▶ _Records from a collection_
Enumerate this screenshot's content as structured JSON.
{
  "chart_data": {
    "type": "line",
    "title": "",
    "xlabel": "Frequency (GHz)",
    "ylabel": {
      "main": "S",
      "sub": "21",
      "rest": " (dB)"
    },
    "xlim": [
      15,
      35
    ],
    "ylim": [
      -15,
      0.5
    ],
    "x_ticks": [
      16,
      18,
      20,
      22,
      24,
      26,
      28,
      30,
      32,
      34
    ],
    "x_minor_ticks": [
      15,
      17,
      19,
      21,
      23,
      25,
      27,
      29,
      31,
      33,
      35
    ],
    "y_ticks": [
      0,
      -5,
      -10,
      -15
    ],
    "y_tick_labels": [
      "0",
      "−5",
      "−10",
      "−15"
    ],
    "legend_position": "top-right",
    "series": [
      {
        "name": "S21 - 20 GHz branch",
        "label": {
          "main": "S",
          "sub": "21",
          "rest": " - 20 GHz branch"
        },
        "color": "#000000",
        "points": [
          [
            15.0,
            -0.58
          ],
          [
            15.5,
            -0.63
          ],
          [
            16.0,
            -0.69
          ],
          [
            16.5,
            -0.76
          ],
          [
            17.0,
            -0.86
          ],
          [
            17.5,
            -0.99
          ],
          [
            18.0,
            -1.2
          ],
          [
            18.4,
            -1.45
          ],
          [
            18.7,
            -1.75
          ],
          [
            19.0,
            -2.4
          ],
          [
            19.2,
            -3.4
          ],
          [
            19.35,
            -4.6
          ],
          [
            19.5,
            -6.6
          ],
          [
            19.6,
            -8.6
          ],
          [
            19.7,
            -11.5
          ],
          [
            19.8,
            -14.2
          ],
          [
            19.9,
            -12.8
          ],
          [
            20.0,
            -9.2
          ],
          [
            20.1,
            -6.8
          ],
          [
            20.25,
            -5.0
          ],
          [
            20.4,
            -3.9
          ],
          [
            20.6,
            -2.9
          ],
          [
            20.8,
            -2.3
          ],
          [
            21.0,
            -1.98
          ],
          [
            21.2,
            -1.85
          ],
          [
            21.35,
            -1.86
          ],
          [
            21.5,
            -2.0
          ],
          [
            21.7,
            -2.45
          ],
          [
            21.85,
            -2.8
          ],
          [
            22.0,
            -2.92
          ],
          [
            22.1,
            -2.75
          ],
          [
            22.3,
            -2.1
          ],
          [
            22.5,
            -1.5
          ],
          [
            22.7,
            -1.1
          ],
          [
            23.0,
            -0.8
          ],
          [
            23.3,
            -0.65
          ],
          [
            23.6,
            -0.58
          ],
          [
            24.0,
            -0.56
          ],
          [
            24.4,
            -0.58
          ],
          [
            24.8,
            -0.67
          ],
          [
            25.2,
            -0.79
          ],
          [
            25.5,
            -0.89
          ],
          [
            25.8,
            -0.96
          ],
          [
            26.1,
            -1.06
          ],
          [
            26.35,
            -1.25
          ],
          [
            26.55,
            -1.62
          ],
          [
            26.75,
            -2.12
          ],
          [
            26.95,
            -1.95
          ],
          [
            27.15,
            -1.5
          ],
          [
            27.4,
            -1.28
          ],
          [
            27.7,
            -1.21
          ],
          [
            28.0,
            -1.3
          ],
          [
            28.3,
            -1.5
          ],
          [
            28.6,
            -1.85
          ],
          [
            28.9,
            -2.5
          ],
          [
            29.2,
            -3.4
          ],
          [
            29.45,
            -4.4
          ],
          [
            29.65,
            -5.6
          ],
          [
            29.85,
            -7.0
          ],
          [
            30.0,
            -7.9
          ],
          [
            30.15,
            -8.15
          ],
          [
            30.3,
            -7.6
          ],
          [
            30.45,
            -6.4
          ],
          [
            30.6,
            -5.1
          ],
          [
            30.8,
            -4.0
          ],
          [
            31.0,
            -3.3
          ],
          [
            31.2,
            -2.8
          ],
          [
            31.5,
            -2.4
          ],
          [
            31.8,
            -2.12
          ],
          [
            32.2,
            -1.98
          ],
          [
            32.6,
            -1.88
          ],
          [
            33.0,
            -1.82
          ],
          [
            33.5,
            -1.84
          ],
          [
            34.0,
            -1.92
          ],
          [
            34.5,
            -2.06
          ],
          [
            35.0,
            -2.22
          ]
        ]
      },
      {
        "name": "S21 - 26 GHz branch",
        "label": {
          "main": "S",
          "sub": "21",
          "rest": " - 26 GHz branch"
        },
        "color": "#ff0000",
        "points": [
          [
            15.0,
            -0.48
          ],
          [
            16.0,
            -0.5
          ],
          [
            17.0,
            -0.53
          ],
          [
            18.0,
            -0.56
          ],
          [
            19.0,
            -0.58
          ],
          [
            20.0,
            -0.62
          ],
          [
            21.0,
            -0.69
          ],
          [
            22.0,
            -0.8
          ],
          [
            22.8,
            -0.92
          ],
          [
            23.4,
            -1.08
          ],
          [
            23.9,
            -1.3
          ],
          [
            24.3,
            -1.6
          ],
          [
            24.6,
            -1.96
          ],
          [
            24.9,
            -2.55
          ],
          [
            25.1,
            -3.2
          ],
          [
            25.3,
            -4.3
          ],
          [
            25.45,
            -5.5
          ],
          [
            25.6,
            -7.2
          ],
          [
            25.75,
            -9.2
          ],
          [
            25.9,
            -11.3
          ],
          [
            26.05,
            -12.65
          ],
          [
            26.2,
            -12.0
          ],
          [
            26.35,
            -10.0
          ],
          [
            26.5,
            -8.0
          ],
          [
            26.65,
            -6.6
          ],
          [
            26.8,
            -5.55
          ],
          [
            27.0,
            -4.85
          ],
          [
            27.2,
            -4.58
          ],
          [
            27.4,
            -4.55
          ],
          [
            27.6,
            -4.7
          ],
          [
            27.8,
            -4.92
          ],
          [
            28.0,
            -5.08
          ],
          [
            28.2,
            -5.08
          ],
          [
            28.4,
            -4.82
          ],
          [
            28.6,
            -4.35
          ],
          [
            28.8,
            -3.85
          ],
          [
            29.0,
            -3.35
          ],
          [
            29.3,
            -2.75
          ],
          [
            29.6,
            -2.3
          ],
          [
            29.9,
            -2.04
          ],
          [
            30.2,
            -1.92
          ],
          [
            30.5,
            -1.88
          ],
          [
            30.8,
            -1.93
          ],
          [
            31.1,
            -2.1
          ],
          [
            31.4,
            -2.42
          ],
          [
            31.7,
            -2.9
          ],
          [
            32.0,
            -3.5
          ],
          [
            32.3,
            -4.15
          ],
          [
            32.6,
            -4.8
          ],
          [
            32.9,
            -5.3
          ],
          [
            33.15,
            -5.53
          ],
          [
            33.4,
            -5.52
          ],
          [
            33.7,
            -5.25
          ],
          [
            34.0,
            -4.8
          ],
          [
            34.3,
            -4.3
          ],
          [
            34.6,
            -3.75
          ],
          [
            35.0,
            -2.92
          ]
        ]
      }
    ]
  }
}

▶ _Prompt_
From the material given, work out how many lines hold the string "name"; state that number and nothing further.

▶ _The result_
2